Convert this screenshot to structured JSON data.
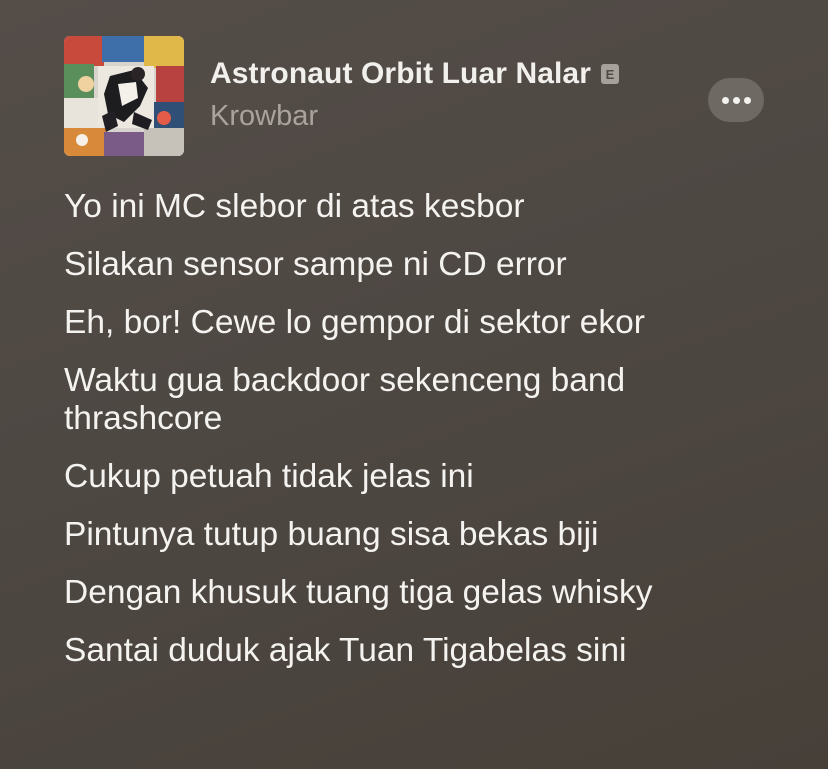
{
  "song": {
    "title": "Astronaut Orbit Luar Nalar",
    "explicit_badge": "E",
    "artist": "Krowbar"
  },
  "actions": {
    "more_icon": "ellipsis-icon"
  },
  "lyrics": [
    "Yo ini MC slebor di atas kesbor",
    "Silakan sensor sampe ni CD error",
    "Eh, bor! Cewe lo gempor di sektor ekor",
    [
      "Waktu gua backdoor sekenceng band",
      "thrashcore"
    ],
    "Cukup petuah tidak jelas ini",
    "Pintunya tutup buang sisa bekas biji",
    "Dengan khusuk tuang tiga gelas whisky",
    "Santai duduk ajak Tuan Tigabelas sini"
  ],
  "colors": {
    "background": "#4e4843",
    "text": "#f5f3f0",
    "secondary_text": "#aaa39c",
    "button": "#6f6963"
  }
}
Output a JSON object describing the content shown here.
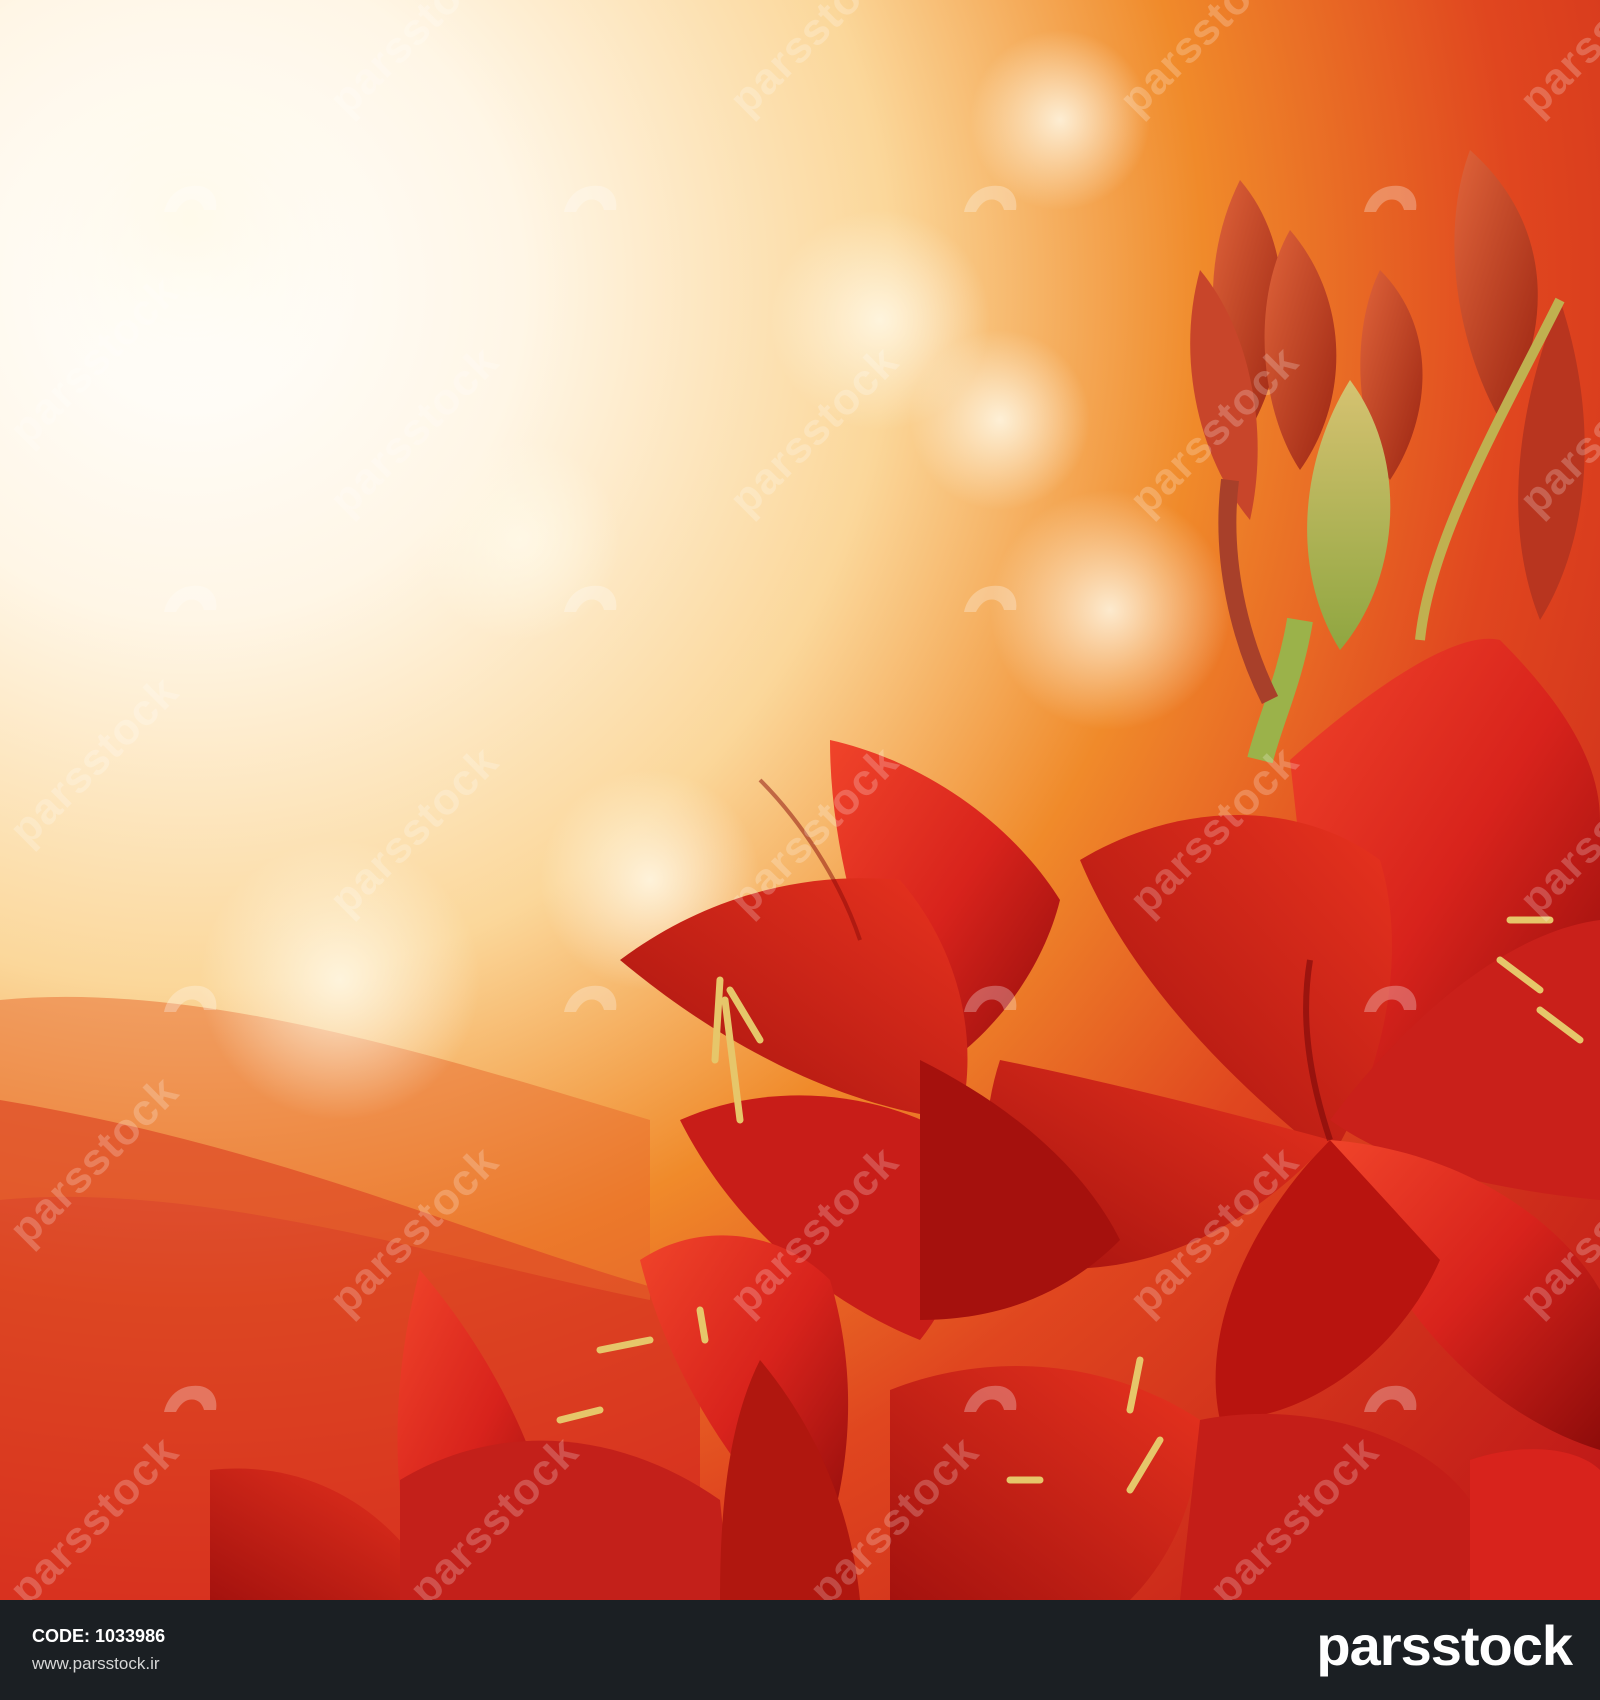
{
  "photo": {
    "subject": "red amaryllis flowers",
    "colors": {
      "glow": "#fff6e6",
      "orange": "#f08a2a",
      "red": "#d8231c",
      "deep_red": "#9c0f0c",
      "bud_green": "#b7a64a",
      "stamen": "#e6c66a"
    },
    "watermark": {
      "text": "parsstock",
      "icon": "horse-head-logo-icon"
    }
  },
  "footer": {
    "code_label": "CODE:",
    "code_value": "1033986",
    "website": "www.parsstock.ir",
    "brand": "parsstock",
    "background": "#1b1f23"
  }
}
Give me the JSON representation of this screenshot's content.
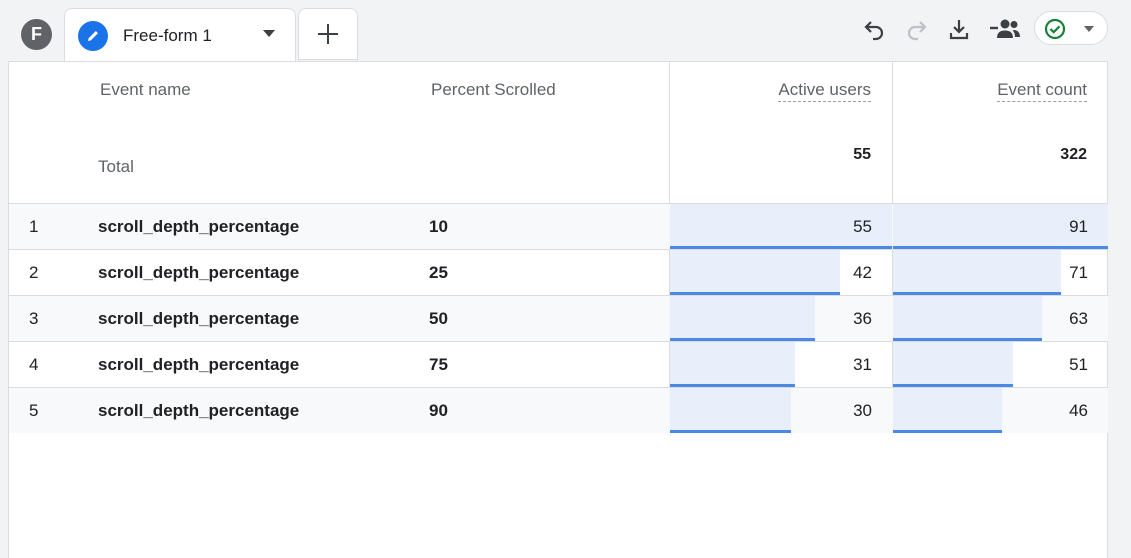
{
  "header": {
    "avatar_letter": "F",
    "tab_label": "Free-form 1"
  },
  "icons": {
    "undo": "undo-icon",
    "redo": "redo-icon",
    "download": "download-icon",
    "share": "share-users-icon",
    "status": "check-circle-icon"
  },
  "colors": {
    "accent": "#1a73e8",
    "bar": "#4a8ae4",
    "bar_fill": "#e8eefa",
    "status_green": "#188038"
  },
  "table": {
    "columns": {
      "event_name": "Event name",
      "percent_scrolled": "Percent Scrolled",
      "active_users": "Active users",
      "event_count": "Event count"
    },
    "total": {
      "label": "Total",
      "active_users": "55",
      "event_count": "322"
    },
    "max": {
      "active_users": 55,
      "event_count": 91
    },
    "rows": [
      {
        "index": "1",
        "event_name": "scroll_depth_percentage",
        "percent": "10",
        "active_users": 55,
        "event_count": 91
      },
      {
        "index": "2",
        "event_name": "scroll_depth_percentage",
        "percent": "25",
        "active_users": 42,
        "event_count": 71
      },
      {
        "index": "3",
        "event_name": "scroll_depth_percentage",
        "percent": "50",
        "active_users": 36,
        "event_count": 63
      },
      {
        "index": "4",
        "event_name": "scroll_depth_percentage",
        "percent": "75",
        "active_users": 31,
        "event_count": 51
      },
      {
        "index": "5",
        "event_name": "scroll_depth_percentage",
        "percent": "90",
        "active_users": 30,
        "event_count": 46
      }
    ]
  }
}
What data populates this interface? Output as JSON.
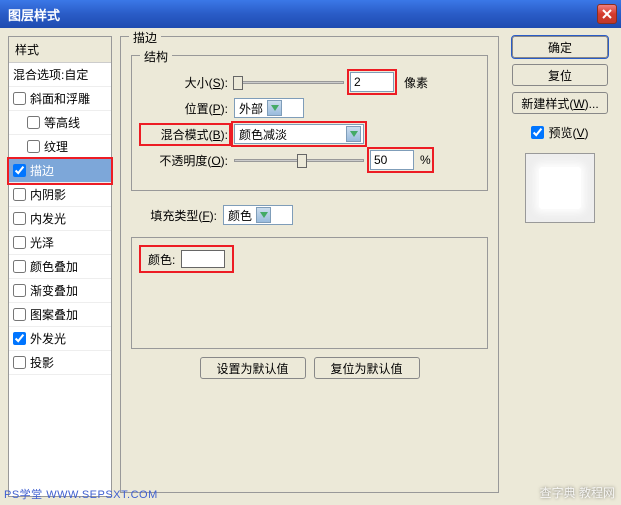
{
  "title": "图层样式",
  "left_header": "样式",
  "left_sub": "混合选项:自定",
  "styles": [
    {
      "label": "斜面和浮雕",
      "checked": false,
      "selected": false
    },
    {
      "label": "等高线",
      "checked": false,
      "selected": false,
      "indent": true
    },
    {
      "label": "纹理",
      "checked": false,
      "selected": false,
      "indent": true
    },
    {
      "label": "描边",
      "checked": true,
      "selected": true,
      "highlight": true
    },
    {
      "label": "内阴影",
      "checked": false,
      "selected": false
    },
    {
      "label": "内发光",
      "checked": false,
      "selected": false
    },
    {
      "label": "光泽",
      "checked": false,
      "selected": false
    },
    {
      "label": "颜色叠加",
      "checked": false,
      "selected": false
    },
    {
      "label": "渐变叠加",
      "checked": false,
      "selected": false
    },
    {
      "label": "图案叠加",
      "checked": false,
      "selected": false
    },
    {
      "label": "外发光",
      "checked": true,
      "selected": false
    },
    {
      "label": "投影",
      "checked": false,
      "selected": false
    }
  ],
  "panel_title": "描边",
  "struct_title": "结构",
  "size_label": "大小(S):",
  "size_value": "2",
  "size_unit": "像素",
  "position_label": "位置(P):",
  "position_value": "外部",
  "blend_label": "混合模式(B):",
  "blend_value": "颜色减淡",
  "opacity_label": "不透明度(O):",
  "opacity_value": "50",
  "opacity_unit": "%",
  "fill_type_label": "填充类型(F):",
  "fill_type_value": "颜色",
  "color_label": "颜色:",
  "set_default": "设置为默认值",
  "reset_default": "复位为默认值",
  "ok": "确定",
  "cancel": "复位",
  "new_style": "新建样式(W)...",
  "preview_label": "预览(V)",
  "wm_left": "PS学堂 WWW.SEPSXT.COM",
  "wm_right": "查字典 教程网"
}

Short problem:
In the entries above, find every line holding the word "background" and copy it out.

The reply:
    "background": "#4e4843",
    "background": "#1b1f23"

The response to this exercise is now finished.